■ Objectives:
1. Translate this sentence from the post about open-sourcing a Reverse ETL solution into Spanish: "We currently support all the major data warehouses and 12 destination apps and are targeting somewhere around 60–70 connectors by the end of 2022."
2. Copy out the passage of the post about open-sourcing a Reverse ETL solution from the words "So looks like" up to and including the words "issues in production?".

─── Page extract ───

Why we made our Reverse ETL solution Open Source ?

Arun Thulasidharan
Castled
Published in
4 min readDec 6, 2021

After just two months of launching our cloud platform and after numerous customer feedbacks and interviews , we are happy to announce that we have open-sourced our Reverse ETL solution. We believe that this will enable more and more users to operationalise the data and dbt transformed datasets in their cloud data warehouse for their sales, marketing and support use-cases.

But why open source?

After launching our cloud version in early October, we started talking to potential customers for our cloud solution. To our surprise, 90% of the customers we talked to, immediately acknowledged the need for such a solution. They even told us about the non-reliable ways in which its solved right now in their organisations and the data consistency issues they are facing on a day-to-day basis.

So looks like a perfect product-market fit for us? Well, No! Not even close.

They normally proceed to ask us a few more routine questions.

  1. How many connectors do you have? How many do you plan to have in some timeframe(say a year)?
  2. Do you support these connectors(gives a long list of SAAS apps they use internally)?
  3. What is the SLA to build a new connector, after we raise a feature request?
  4. What is the SLA to fix issues in production?

Now we knew that the answers to these questions were tricky. Lets see what the honest answers to these queries are, with our closed-source cloud solution.

Number of supported connectors and mid-term roadmap

We currently support all the major data warehouses and 12 destination apps and are targeting somewhere around 60–70 connectors by the end of 2022. This is nowhere near the number of connectors which we have to eventually support, which is in tens of thousands with new apps being added everyday.

Support for all existing apps of an organisation

Its estimated that a mid-size organisation uses around 40+ SAAS apps. There is no way a closed source solution was going to support all the apps used by an organisation and we did not either.

SLA to build a new connector, after a feature request

Now for an early stage startup like us, the SLA for adding a new connector is probably less than a week for our early customers. But we knew from our previous experience that once we scale up, it is not going to be that simple. Normally in slightly mature data pipeline solutions, feature requests are collected and evaluated at the end of the quarter and the connectors in demand are prioritised to be integrated in the next quarter.

Fivetran gets around 20 new connector requests and around 75 feature requests in just a month, as indicated by their support console. So if you are not using one of those “popular apps”, then this SLA is probably in years.

SLA to fix production issues

Again the SLA to fix productions issues is in hours in early stage startups and days or even weeks in case of more mature solutions.

What is the root cause of these customer concerns?

─── Raw records ───

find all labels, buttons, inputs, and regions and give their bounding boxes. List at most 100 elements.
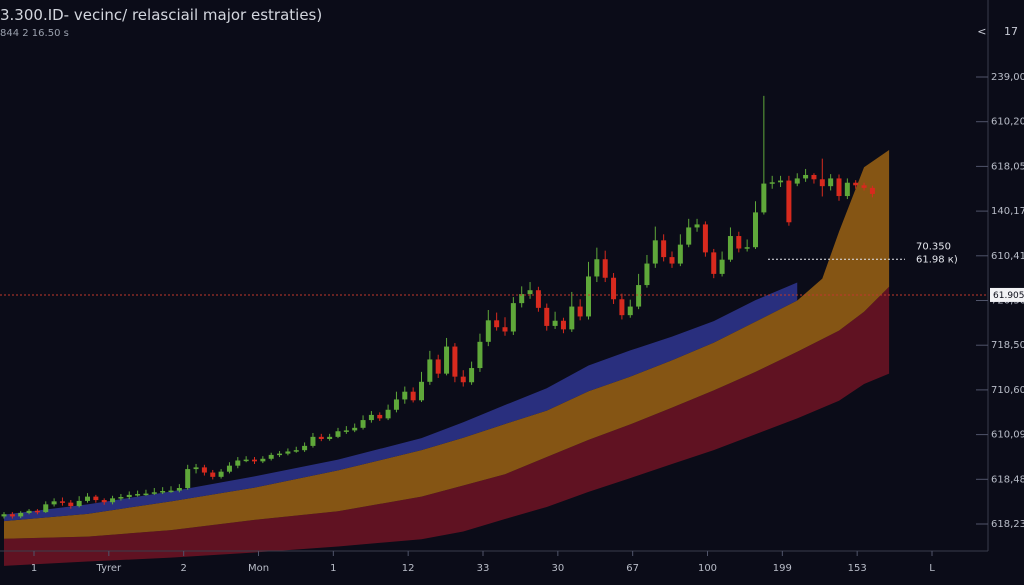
candle-body [869,187,875,194]
candle-body [753,212,758,248]
top-right-controls: < 17 [963,25,1018,38]
annotation-sub: 61.98 к) [916,254,958,265]
candle-body [510,303,516,332]
candle-body [168,490,174,493]
candle-body [769,182,775,184]
y-tick-label: 239,005 [991,72,1024,83]
candle-body [485,320,491,342]
candle-body [252,459,257,462]
x-tick-label: 100 [698,563,717,574]
candle-body [552,320,558,326]
candle-body [853,182,859,186]
x-tick-label: Tyrer [96,563,123,574]
candle-body [836,178,842,197]
candle-body [719,259,725,274]
candle-body [786,180,792,223]
candle-body [393,399,399,410]
candle-body [201,467,207,473]
y-tick-label: 718,50 [991,340,1024,351]
candle-body [318,436,324,439]
y-tick-label: 618,48 [991,474,1024,485]
x-tick-label: 199 [773,563,792,574]
candle-body [794,178,800,184]
nav-left-button[interactable]: < [977,25,987,38]
candle-body [652,240,658,264]
x-axis-ticks: 1 Tyrer 2 Mon 1 12 33 30 67 100 199 153 L [31,551,935,574]
candle-body [327,436,333,439]
candle-body [694,224,700,228]
candle-body [235,460,241,466]
candle-body [410,391,416,401]
candle-body [76,500,82,507]
candle-body [803,174,809,179]
y-tick-label: 618,23 [991,519,1024,530]
y-tick-label: 610,41 [991,251,1024,262]
x-tick-label: 1 [330,563,336,574]
x-tick-label: Mon [248,563,269,574]
candle-body [68,502,74,507]
y-tick-label: 710,60 [991,385,1024,396]
candle-body [218,471,224,477]
timeframe-label[interactable]: 17 [1004,25,1018,38]
x-tick-label: 67 [626,563,639,574]
candle-body [811,174,817,180]
candle-body [611,277,617,300]
candle-body [151,492,157,494]
candle-body [636,285,642,307]
candle-body [761,183,767,213]
x-tick-label: 30 [551,563,564,574]
current-price-tag [990,287,1024,302]
candle-body [34,510,40,513]
candle-body [193,467,199,470]
candle-body [469,368,475,383]
candle-body [519,294,525,304]
x-tick-label: L [929,563,935,574]
annotation-price: 70.350 [916,241,951,252]
candle-body [402,391,408,400]
candle-body [819,179,825,187]
y-tick-label: 610,09 [991,430,1024,441]
candle-body [560,320,566,330]
candle-body [260,458,266,462]
candle-body [26,510,32,513]
candle-body [343,430,349,432]
candle-body [644,263,650,286]
y-tick-label: 618,05 [991,161,1024,172]
candle-body [385,409,391,419]
candle-body [527,290,533,295]
candle-body [460,376,466,383]
candle-body [293,450,299,452]
candle-body [226,465,232,472]
candle-body [535,290,541,308]
candle-body [85,496,90,501]
y-tick-label: 610,20 [991,117,1024,128]
candle-body [160,491,166,493]
candle-body [185,469,191,489]
candle-body [586,276,591,317]
candle-body [360,420,366,428]
band-orange [4,150,890,539]
band-red [4,286,890,566]
current-price-value: 61.905 [993,291,1024,301]
candle-body [143,493,149,496]
candle-body [368,414,374,421]
x-tick-label: 153 [848,563,867,574]
candle-body [243,459,249,462]
candle-body [419,381,424,401]
candle-body [126,494,132,498]
candle-body [544,307,550,326]
candle-body [602,259,608,278]
candle-body [619,299,625,316]
candle-body [444,346,450,374]
candle-body [502,327,508,332]
candle-body [335,431,341,437]
candle-body [435,359,441,374]
candle-body [18,512,24,517]
candle-body [135,494,141,496]
candle-body [736,236,742,249]
x-tick-label: 1 [31,563,37,574]
x-tick-label: 33 [477,563,490,574]
candle-body [828,178,834,187]
candle-body [594,259,600,277]
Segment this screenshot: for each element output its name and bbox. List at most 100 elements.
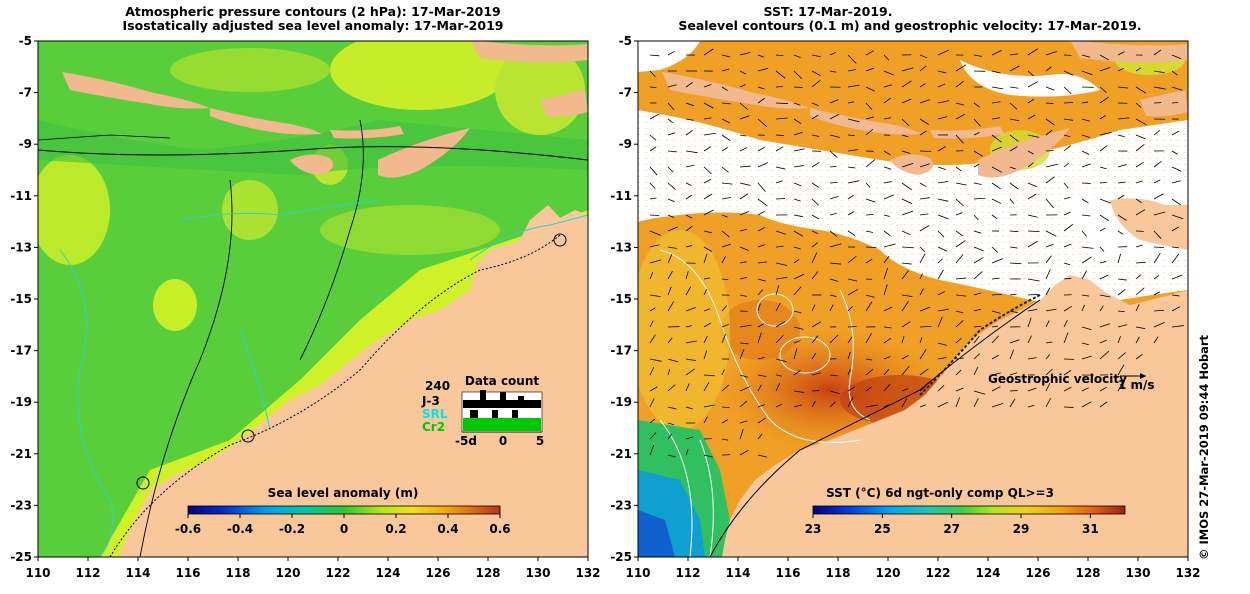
left-colorbar-tick-label: 0.4 (437, 522, 458, 536)
left-x-tick-label: 118 (225, 566, 250, 580)
right-x-tick-label: 120 (875, 566, 900, 580)
left-x-tick-label: 112 (75, 566, 100, 580)
left-sla-patch (153, 279, 197, 331)
left-sla-patch (222, 180, 278, 240)
data-count-title: Data count (465, 374, 540, 388)
left-x-tick-label: 116 (175, 566, 200, 580)
right-y-tick-label: -11 (610, 189, 632, 203)
left-y-tick-label: -11 (10, 189, 32, 203)
left-x-tick-label: 124 (375, 566, 400, 580)
left-y-tick-label: -5 (19, 34, 32, 48)
right-y-tick-label: -15 (610, 292, 632, 306)
right-colorbar-gradient (813, 506, 1125, 514)
right-y-tick-label: -9 (619, 137, 632, 151)
left-sla-patch (170, 48, 330, 92)
left-x-tick-label: 126 (425, 566, 450, 580)
right-x-tick-label: 126 (1025, 566, 1050, 580)
right-title-line2: Sealevel contours (0.1 m) and geostrophi… (678, 18, 1141, 33)
left-y-tick-label: -13 (10, 240, 32, 254)
right-x-tick-label: 118 (825, 566, 850, 580)
left-colorbar-tick-label: 0.6 (489, 522, 510, 536)
velocity-arrow (776, 103, 788, 104)
left-sla-patch (320, 205, 500, 255)
velocity-arrow (1046, 103, 1053, 104)
left-map (30, 30, 588, 557)
left-title-line2: Isostatically adjusted sea level anomaly… (123, 18, 504, 33)
left-colorbar-tick-label: -0.4 (227, 522, 253, 536)
velocity-arrow (1010, 390, 1018, 391)
left-colorbar-tick-label: -0.6 (175, 522, 201, 536)
right-y-tick-label: -21 (610, 447, 632, 461)
right-y-tick-label: -13 (610, 240, 632, 254)
left-x-tick-label: 130 (525, 566, 550, 580)
left-x-axis: 110 112 114 116 118 120 122 124 126 128 130 132 (25, 557, 600, 580)
left-y-tick-label: -19 (10, 395, 32, 409)
left-y-axis: -5 -7 -9 -11 -13 -15 -17 -19 -21 -23 -25 (10, 34, 38, 564)
velocity-legend-unit: 1 m/s (1118, 378, 1155, 392)
left-x-tick-label: 110 (25, 566, 50, 580)
data-count-row-j3: J-3 (421, 394, 440, 408)
data-count-axis-right: 5 (536, 434, 544, 448)
right-y-tick-label: -7 (619, 86, 632, 100)
left-y-tick-label: -21 (10, 447, 32, 461)
left-y-tick-label: -23 (10, 498, 32, 512)
right-x-axis: 110 112 114 116 118 120 122 124 126 128 130 132 (625, 557, 1200, 580)
left-x-tick-label: 114 (125, 566, 150, 580)
data-count-max-label: 240 (425, 379, 450, 393)
left-y-tick-label: -9 (19, 137, 32, 151)
right-colorbar-tick-label: 29 (1013, 522, 1030, 536)
left-colorbar-tick-label: 0 (340, 522, 348, 536)
left-y-tick-label: -25 (10, 550, 32, 564)
left-colorbar-tick-label: 0.2 (385, 522, 406, 536)
right-x-tick-label: 124 (975, 566, 1000, 580)
right-colorbar-tick-label: 23 (805, 522, 822, 536)
left-y-tick-label: -15 (10, 292, 32, 306)
data-count-bars (462, 390, 542, 432)
left-x-tick-label: 120 (275, 566, 300, 580)
right-x-tick-label: 128 (1075, 566, 1100, 580)
left-colorbar-tick-label: -0.2 (279, 522, 305, 536)
right-y-tick-label: -23 (610, 498, 632, 512)
right-x-tick-label: 122 (925, 566, 950, 580)
velocity-arrow (848, 326, 856, 327)
right-title-line1: SST: 17-Mar-2019. (764, 4, 893, 19)
left-x-tick-label: 132 (575, 566, 600, 580)
right-x-tick-label: 110 (625, 566, 650, 580)
data-count-axis-center: 0 (499, 434, 507, 448)
data-count-row-cr2: Cr2 (422, 420, 445, 434)
velocity-arrow (650, 87, 656, 88)
right-y-tick-label: -25 (610, 550, 632, 564)
left-x-tick-label: 128 (475, 566, 500, 580)
right-y-tick-label: -19 (610, 395, 632, 409)
right-x-tick-label: 112 (675, 566, 700, 580)
right-x-tick-label: 132 (1175, 566, 1200, 580)
left-colorbar-label: Sea level anomaly (m) (268, 486, 419, 500)
left-x-tick-label: 122 (325, 566, 350, 580)
left-sla-patch (30, 155, 110, 265)
right-y-axis: -5 -7 -9 -11 -13 -15 -17 -19 -21 -23 -25 (610, 34, 638, 564)
velocity-arrow (1064, 102, 1073, 103)
data-count-axis-left: -5d (455, 434, 477, 448)
right-colorbar-label: SST (°C) 6d ngt-only comp QL>=3 (826, 486, 1054, 500)
data-count-row-srl: SRL (422, 407, 448, 421)
right-colorbar-tick-label: 31 (1082, 522, 1099, 536)
right-map (630, 40, 1188, 557)
right-x-tick-label: 130 (1125, 566, 1150, 580)
right-colorbar-tick-label: 27 (943, 522, 960, 536)
left-y-tick-label: -7 (19, 86, 32, 100)
right-x-tick-label: 114 (725, 566, 750, 580)
left-colorbar-gradient (188, 506, 500, 514)
velocity-arrow (794, 87, 802, 88)
left-y-tick-label: -17 (10, 344, 32, 358)
right-colorbar-tick-label: 25 (874, 522, 891, 536)
left-title-line1: Atmospheric pressure contours (2 hPa): 1… (125, 4, 501, 19)
right-y-tick-label: -17 (610, 344, 632, 358)
right-x-tick-label: 116 (775, 566, 800, 580)
right-y-tick-label: -5 (619, 34, 632, 48)
velocity-legend-label: Geostrophic velocity (988, 372, 1127, 386)
right-sst-cool-area (630, 230, 730, 430)
velocity-arrow (848, 135, 855, 136)
imos-credit: © IMOS 27-Mar-2019 09:44 Hobart (1197, 334, 1211, 560)
velocity-arrow (776, 135, 784, 136)
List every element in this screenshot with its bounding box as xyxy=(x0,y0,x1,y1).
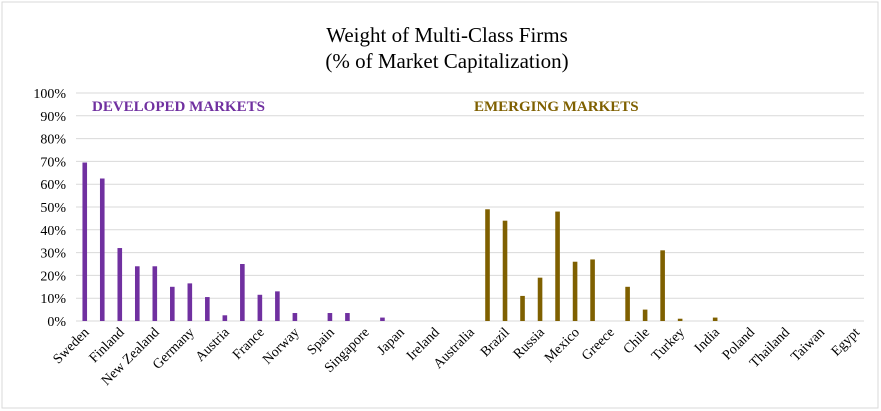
y-tick-label: 90% xyxy=(40,110,66,125)
bar xyxy=(380,317,385,321)
bar xyxy=(345,313,350,321)
y-tick-label: 100% xyxy=(33,87,66,102)
bar xyxy=(99,178,105,321)
bar xyxy=(590,259,595,321)
chart-title: Weight of Multi-Class Firms xyxy=(326,23,568,47)
bar xyxy=(187,283,193,321)
bar xyxy=(205,297,210,321)
y-tick-label: 0% xyxy=(47,315,66,330)
bar xyxy=(625,286,630,321)
bar xyxy=(555,211,560,321)
y-tick-label: 40% xyxy=(40,224,66,239)
bar xyxy=(170,286,175,321)
series-label: EMERGING MARKETS xyxy=(474,99,639,115)
bar xyxy=(275,291,280,321)
y-tick-label: 50% xyxy=(40,201,66,216)
bar xyxy=(152,266,158,321)
y-tick-label: 80% xyxy=(40,133,66,148)
y-tick-label: 30% xyxy=(40,247,66,262)
bar xyxy=(117,248,123,321)
y-tick-label: 60% xyxy=(40,178,66,193)
bar xyxy=(222,315,228,321)
bar xyxy=(642,309,648,321)
y-tick-label: 10% xyxy=(40,292,66,307)
y-tick-label: 70% xyxy=(40,155,66,170)
bar xyxy=(537,277,543,321)
bar xyxy=(240,264,245,321)
bar xyxy=(520,295,525,321)
chart-subtitle: (% of Market Capitalization) xyxy=(325,49,568,73)
bar xyxy=(677,318,683,321)
bar xyxy=(327,313,333,321)
bar xyxy=(485,209,490,321)
bar xyxy=(572,261,578,321)
y-tick-label: 20% xyxy=(40,269,66,284)
bar xyxy=(134,266,140,321)
bar xyxy=(660,250,665,321)
bar xyxy=(82,162,88,321)
bar xyxy=(502,220,508,321)
bar xyxy=(712,317,718,321)
bar xyxy=(257,294,263,321)
bar xyxy=(292,313,298,321)
series-label: DEVELOPED MARKETS xyxy=(92,99,265,115)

───

■ Solutions in order:
1. Actualmente damos soporte a todos los principales almacenes de datos y a 12 aplicaciones de destino, y nuestro objetivo es llegar a unos 60–70 conectores para finales de 2022.

2.
So looks like a perfect product-market fit for us? Well, No! Not even close.

They normally proceed to ask us a few more routine questions.

  1. How many connectors do you have? How many do you plan to have in some timeframe(say a year)?
  2. Do you support these connectors(gives a long list of SAAS apps they use internally)?
  3. What is the SLA to build a new connector, after we raise a feature request?
  4. What is the SLA to fix issues in production?